Chart and figure data

------------------------------------------------------------

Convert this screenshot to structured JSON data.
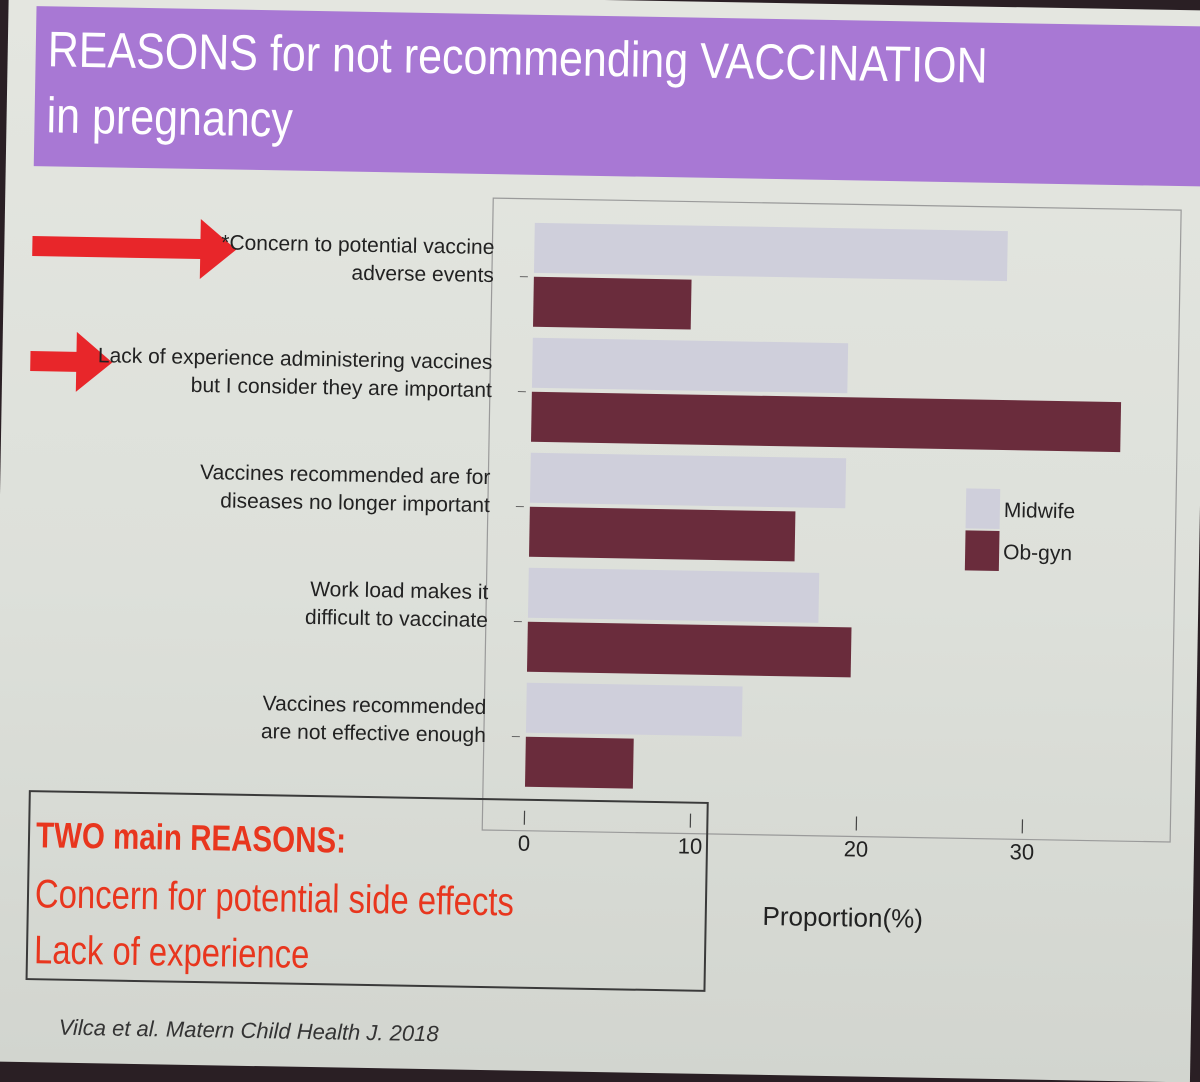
{
  "slide": {
    "title": "REASONS for not recommending VACCINATION in pregnancy",
    "summary": {
      "heading": "TWO main REASONS:",
      "items": [
        "Concern for potential side effects",
        "Lack of experience"
      ]
    },
    "citation": "Vilca et al. Matern Child Health J. 2018",
    "colors": {
      "title_band": "#a878d4",
      "arrow": "#e8262a",
      "summary_text": "#e8361e"
    }
  },
  "chart_data": {
    "type": "bar",
    "orientation": "horizontal",
    "categories": [
      [
        "*Concern to potential vaccine",
        "adverse events"
      ],
      [
        "Lack of experience administering vaccines",
        "but I consider they are important"
      ],
      [
        "Vaccines recommended are for",
        "diseases no longer important"
      ],
      [
        "Work load makes it",
        "difficult to vaccinate"
      ],
      [
        "Vaccines recommended",
        "are not effective enough"
      ]
    ],
    "series": [
      {
        "name": "Midwife",
        "color": "#cfcfdb",
        "values": [
          28.5,
          19,
          19,
          17.5,
          13
        ]
      },
      {
        "name": "Ob-gyn",
        "color": "#6a2c3c",
        "values": [
          9.5,
          35.5,
          16,
          19.5,
          6.5
        ]
      }
    ],
    "xlabel": "Proportion(%)",
    "xticks": [
      0,
      10,
      20,
      30
    ],
    "xlim": [
      0,
      38
    ],
    "highlighted_categories": [
      0,
      1
    ],
    "legend": "right",
    "grid": false
  }
}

------------------------------------------------------------

**Exercise description**.
Transcribe the whole listing exactly. Pictures stay out of your copy.

**Correct output**.
Convert this screenshot to structured JSON data.
{
  "slide": {
    "title": "REASONS for not recommending VACCINATION in pregnancy",
    "summary": {
      "heading": "TWO main REASONS:",
      "items": [
        "Concern for potential side effects",
        "Lack of experience"
      ]
    },
    "citation": "Vilca et al. Matern Child Health J. 2018",
    "colors": {
      "title_band": "#a878d4",
      "arrow": "#e8262a",
      "summary_text": "#e8361e"
    }
  },
  "chart_data": {
    "type": "bar",
    "orientation": "horizontal",
    "categories": [
      [
        "*Concern to potential vaccine",
        "adverse events"
      ],
      [
        "Lack of experience administering vaccines",
        "but I consider they are important"
      ],
      [
        "Vaccines recommended are for",
        "diseases no longer important"
      ],
      [
        "Work load makes it",
        "difficult to vaccinate"
      ],
      [
        "Vaccines recommended",
        "are not effective enough"
      ]
    ],
    "series": [
      {
        "name": "Midwife",
        "color": "#cfcfdb",
        "values": [
          28.5,
          19,
          19,
          17.5,
          13
        ]
      },
      {
        "name": "Ob-gyn",
        "color": "#6a2c3c",
        "values": [
          9.5,
          35.5,
          16,
          19.5,
          6.5
        ]
      }
    ],
    "xlabel": "Proportion(%)",
    "xticks": [
      0,
      10,
      20,
      30
    ],
    "xlim": [
      0,
      38
    ],
    "highlighted_categories": [
      0,
      1
    ],
    "legend": "right",
    "grid": false
  }
}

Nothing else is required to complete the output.